* **Stated exercise**: Copy all lines below containing "JSON".

* **Provided data**:
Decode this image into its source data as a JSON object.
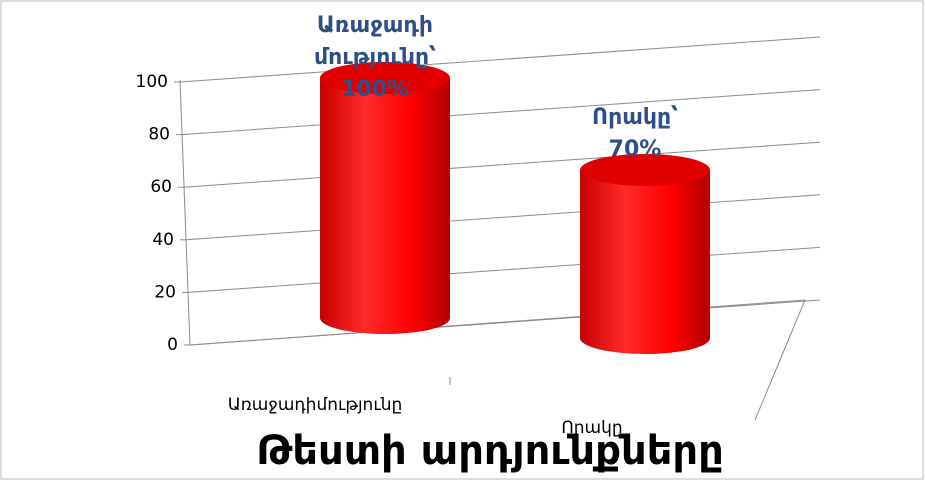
{
  "chart_data": {
    "type": "bar",
    "title": "Թեստի արդյունքները",
    "categories": [
      "Առաջադիմությունը",
      "Որակը"
    ],
    "values": [
      100,
      70
    ],
    "value_labels": [
      "Առաջադի\nմությունը՝\n100%",
      "Որակը՝\n70%"
    ],
    "color": "#ff0000",
    "ylim": [
      0,
      100
    ],
    "yticks": [
      0,
      20,
      40,
      60,
      80,
      100
    ],
    "grid": true
  }
}
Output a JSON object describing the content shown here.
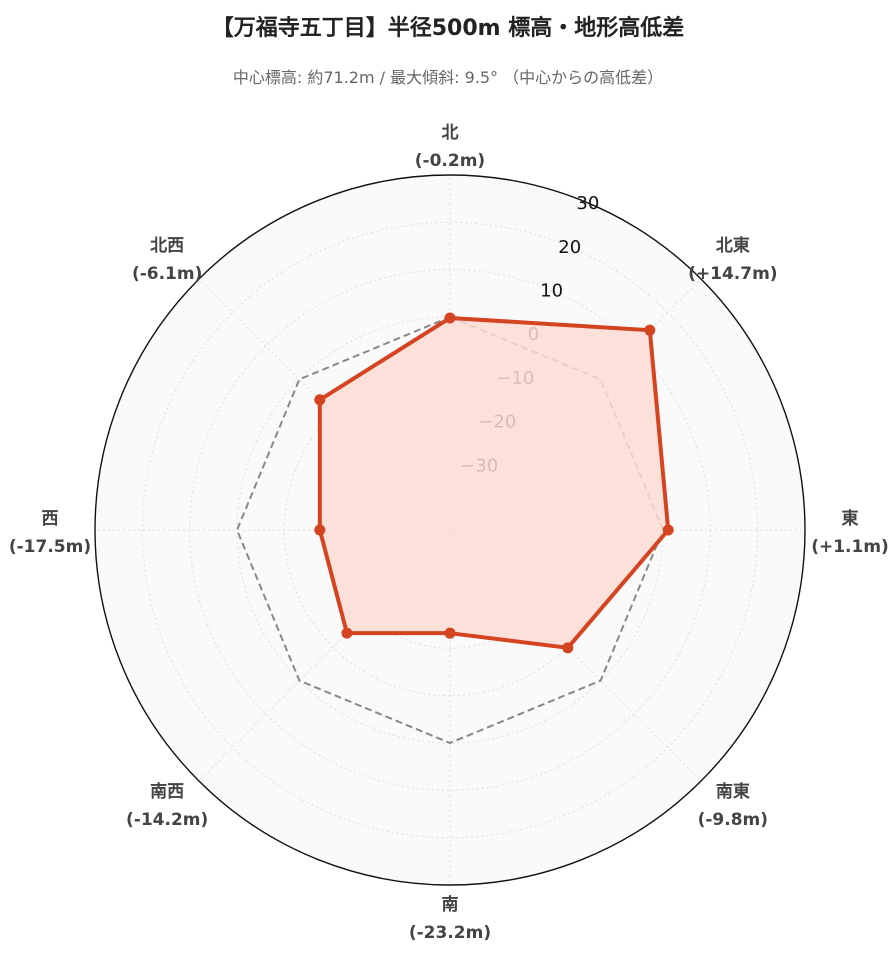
{
  "title": "【万福寺五丁目】半径500m 標高・地形高低差",
  "subtitle": "中心標高: 約71.2m / 最大傾斜: 9.5° （中心からの高低差）",
  "chart_data": {
    "type": "radar",
    "categories": [
      "北",
      "北東",
      "東",
      "南東",
      "南",
      "南西",
      "西",
      "北西"
    ],
    "category_labels": [
      "(-0.2m)",
      "(+14.7m)",
      "(+1.1m)",
      "(-9.8m)",
      "(-23.2m)",
      "(-14.2m)",
      "(-17.5m)",
      "(-6.1m)"
    ],
    "values": [
      -0.2,
      14.7,
      1.1,
      -9.8,
      -23.2,
      -14.2,
      -17.5,
      -6.1
    ],
    "reference_values": [
      0,
      0,
      0,
      0,
      0,
      0,
      0,
      0
    ],
    "rlim": [
      -45,
      30
    ],
    "rticks": [
      -30,
      -20,
      -10,
      0,
      10,
      20,
      30
    ],
    "grid": true,
    "colors": {
      "series_line": "#d44420",
      "series_fill": "#fcdcd3",
      "reference_line": "#888888",
      "background": "#fafafa",
      "grid": "#dddddd",
      "outer": "#111111"
    }
  }
}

* **The answer**:
Decode this image into its source data as a JSON object.
Output a JSON object describing the content shown here.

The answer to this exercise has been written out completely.